§ **REQUIREMENT**
Pull every line with the word "Read" out of the entries below.

§ **GIVEN RECORDS**
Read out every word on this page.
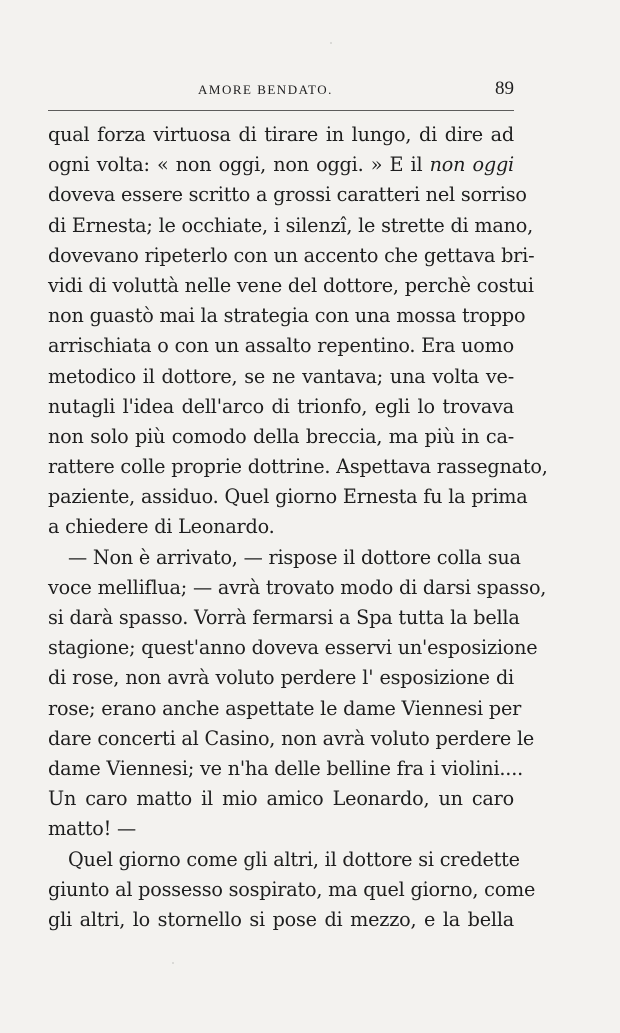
AMORE BENDATO.	89
qual forza virtuosa di tirare in lungo, di dire ad
ogni volta: « non oggi, non oggi. » E il non oggi
doveva essere scritto a grossi caratteri nel sorriso
di Ernesta; le occhiate, i silenzî, le strette di mano,
dovevano ripeterlo con un accento che gettava bri-
vidi di voluttà nelle vene del dottore, perchè costui
non guastò mai la strategia con una mossa troppo
arrischiata o con un assalto repentino. Era uomo
metodico il dottore, se ne vantava; una volta ve-
nutagli l'idea dell'arco di trionfo, egli lo trovava
non solo più comodo della breccia, ma più in ca-
rattere colle proprie dottrine. Aspettava rassegnato,
paziente, assiduo. Quel giorno Ernesta fu la prima
a chiedere di Leonardo.
— Non è arrivato, — rispose il dottore colla sua
voce melliflua; — avrà trovato modo di darsi spasso,
si darà spasso. Vorrà fermarsi a Spa tutta la bella
stagione; quest'anno doveva esservi un'esposizione
di rose, non avrà voluto perdere l' esposizione di
rose; erano anche aspettate le dame Viennesi per
dare concerti al Casino, non avrà voluto perdere le
dame Viennesi; ve n'ha delle belline fra i violini....
Un caro matto il mio amico Leonardo, un caro
matto! —
Quel giorno come gli altri, il dottore si credette
giunto al possesso sospirato, ma quel giorno, come
gli altri, lo stornello si pose di mezzo, e la bella
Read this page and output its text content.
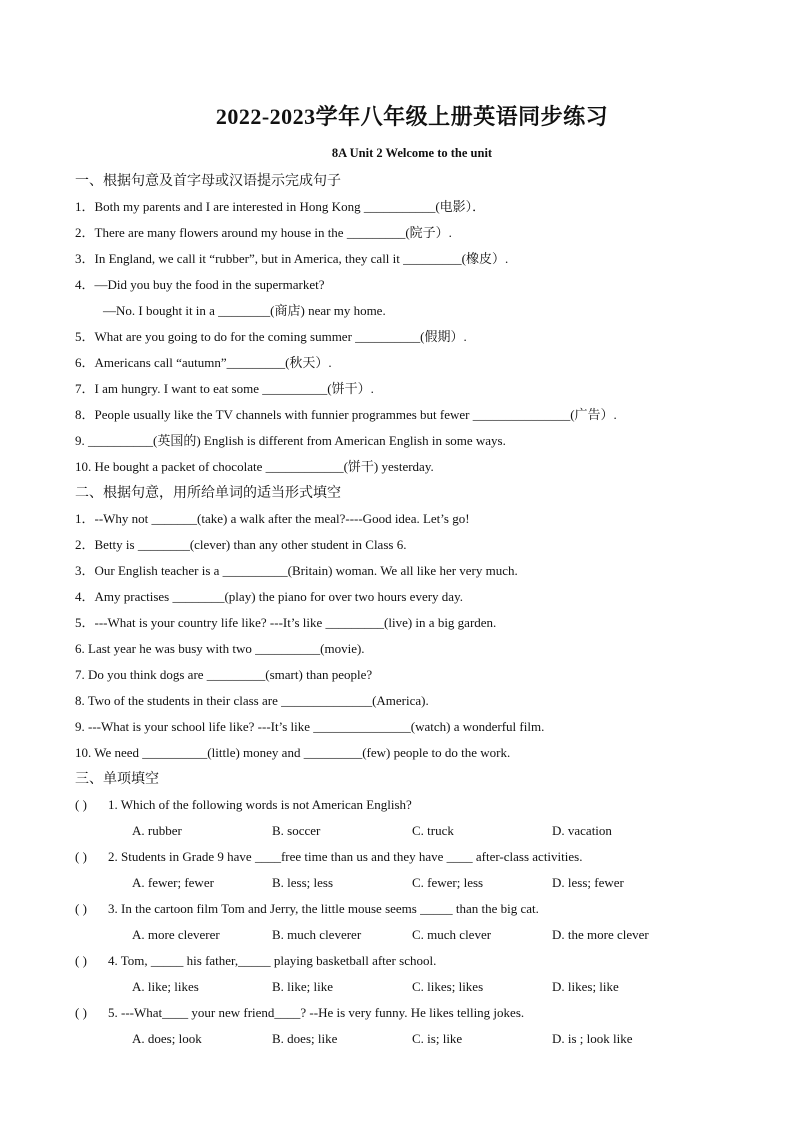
2022-2023学年八年级上册英语同步练习
8A Unit 2 Welcome to the unit
一、根据句意及首字母或汉语提示完成句子
1．Both my parents and I are interested in Hong Kong ___________(电影）．
2．There are many flowers around my house in the _________(院子）.
3．In England, we call it “rubber”, but in America, they call it _________(橡皮）.
4．—Did you buy the food in the supermarket?
—No. I bought it in a ________(商店) near my home.
5．What are you going to do for the coming summer __________(假期）.
6．Americans call “autumn”_________(秋天）.
7．I am hungry. I want to eat some __________(饼干）.
8．People usually like the TV channels with funnier programmes but fewer _______________(广告）.
9. __________(英国的) English is different from American English in some ways.
10. He bought a packet of chocolate ____________(饼干) yesterday.
二、根据句意，用所给单词的适当形式填空
1．--Why not _______(take) a walk after the meal?----Good idea. Let’s go!
2．Betty is ________(clever) than any other student in Class 6.
3．Our English teacher is a __________(Britain) woman. We all like her very much.
4．Amy practises ________(play) the piano for over two hours every day.
5．---What is your country life like? ---It’s like _________(live) in a big garden.
6. Last year he was busy with two __________(movie).
7. Do you think dogs are _________(smart) than people?
8. Two of the students in their class are ______________(America).
9. ---What is your school life like? ---It’s like _______________(watch) a wonderful film.
10. We need __________(little) money and _________(few) people to do the work.
三、单项填空
( )	1. Which of the following words is not American English?
A. rubber	B. soccer	C. truck	D. vacation
( )	2. Students in Grade 9 have ____free time than us and they have ____ after-class activities.
A. fewer; fewer	B. less; less	C. fewer; less	D. less; fewer
( )	3. In the cartoon film Tom and Jerry, the little mouse seems _____ than the big cat.
A. more cleverer	B. much cleverer	C. much clever	D. the more clever
( )	4. Tom, _____ his father,_____ playing basketball after school.
A. like; likes	B. like; like	C. likes; likes	D. likes; like
( )	5. ---What____ your new friend____? --He is very funny. He likes telling jokes.
A. does; look	B. does; like	C. is; like	D. is ; look like
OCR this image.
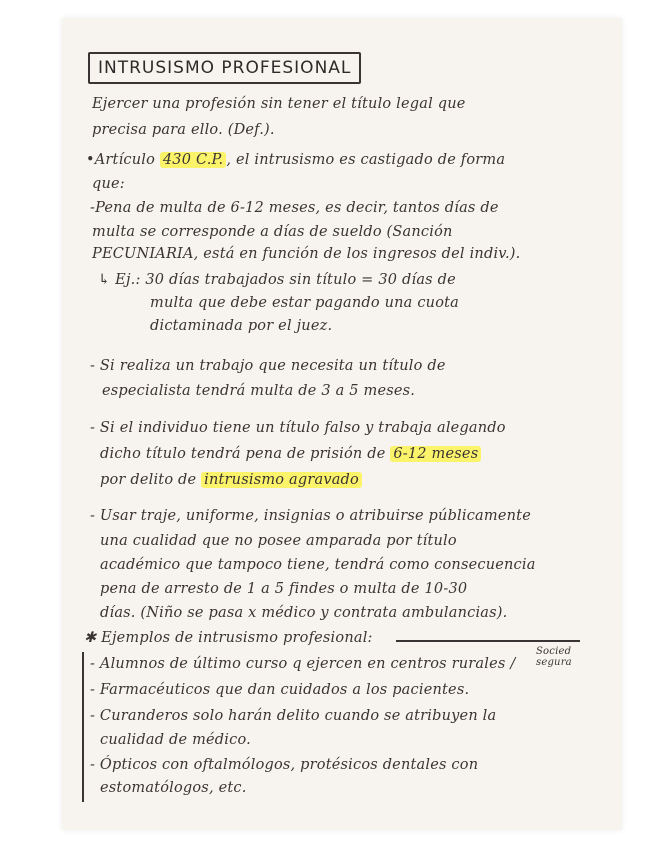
INTRUSISMO PROFESIONAL
Ejercer una profesión sin tener el título legal que
precisa para ello. (Def.).
•Artículo 430 C.P. , el intrusismo es castigado de forma
que:
-Pena de multa de 6-12 meses, es decir, tantos días de
multa se corresponde a días de sueldo (Sanción
PECUNIARIA, está en función de los ingresos del indiv.).
↳ Ej.: 30 días trabajados sin título = 30 días de
multa que debe estar pagando una cuota
dictaminada por el juez.
- Si realiza un trabajo que necesita un título de
especialista tendrá multa de 3 a 5 meses.
- Si el individuo tiene un título falso y trabaja alegando
dicho título tendrá pena de prisión de 6-12 meses
por delito de intrusismo agravado
- Usar traje, uniforme, insignias o atribuirse públicamente
una cualidad que no posee amparada por título
académico que tampoco tiene, tendrá como consecuencia
pena de arresto de 1 a 5 findes o multa de 10-30
días. (Niño se pasa x médico y contrata ambulancias).
✱ Ejemplos de intrusismo profesional:
- Alumnos de último curso q ejercen en centros rurales /
Socied
segura
- Farmacéuticos que dan cuidados a los pacientes.
- Curanderos solo harán delito cuando se atribuyen la
cualidad de médico.
- Ópticos con oftalmólogos, protésicos dentales con
estomatólogos, etc.
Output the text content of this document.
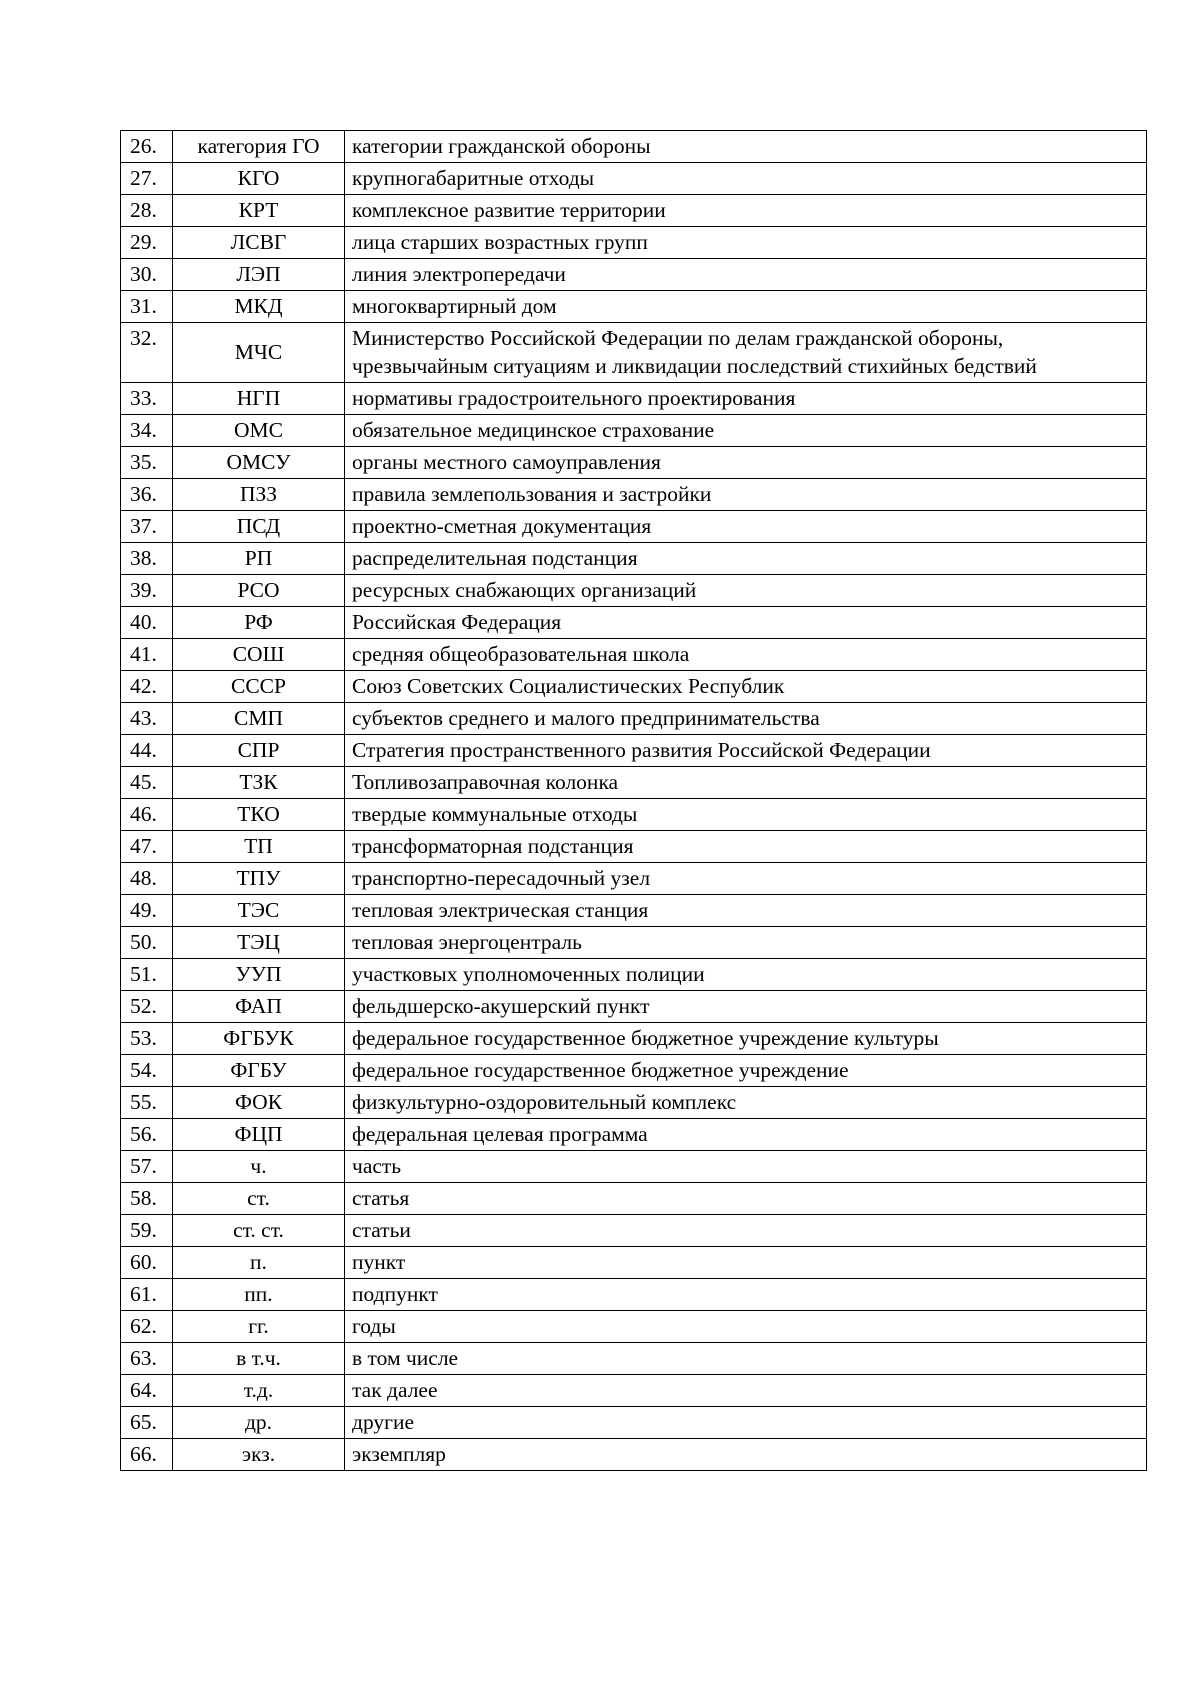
26.	категория ГО	категории гражданской обороны
27.	КГО	крупногабаритные отходы
28.	КРТ	комплексное развитие территории
29.	ЛСВГ	лица старших возрастных групп
30.	ЛЭП	линия электропередачи
31.	МКД	многоквартирный дом
32.	МЧС	Министерство Российской Федерации по делам гражданской обороны, чрезвычайным ситуациям и ликвидации последствий стихийных бедствий
33.	НГП	нормативы градостроительного проектирования
34.	ОМС	обязательное медицинское страхование
35.	ОМСУ	органы местного самоуправления
36.	ПЗЗ	правила землепользования и застройки
37.	ПСД	проектно-сметная документация
38.	РП	распределительная подстанция
39.	РСО	ресурсных снабжающих организаций
40.	РФ	Российская Федерация
41.	СОШ	средняя общеобразовательная школа
42.	СССР	Союз Советских Социалистических Республик
43.	СМП	субъектов среднего и малого предпринимательства
44.	СПР	Стратегия пространственного развития Российской Федерации
45.	ТЗК	Топливозаправочная колонка
46.	ТКО	твердые коммунальные отходы
47.	ТП	трансформаторная подстанция
48.	ТПУ	транспортно-пересадочный узел
49.	ТЭС	тепловая электрическая станция
50.	ТЭЦ	тепловая энергоцентраль
51.	УУП	участковых уполномоченных полиции
52.	ФАП	фельдшерско-акушерский пункт
53.	ФГБУК	федеральное государственное бюджетное учреждение культуры
54.	ФГБУ	федеральное государственное бюджетное учреждение
55.	ФОК	физкультурно-оздоровительный комплекс
56.	ФЦП	федеральная целевая программа
57.	ч.	часть
58.	ст.	статья
59.	ст. ст.	статьи
60.	п.	пункт
61.	пп.	подпункт
62.	гг.	годы
63.	в т.ч.	в том числе
64.	т.д.	так далее
65.	др.	другие
66.	экз.	экземпляр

§ **CORRECT OUTPUT**
Read out every word on this page.
Read this page and output its text content.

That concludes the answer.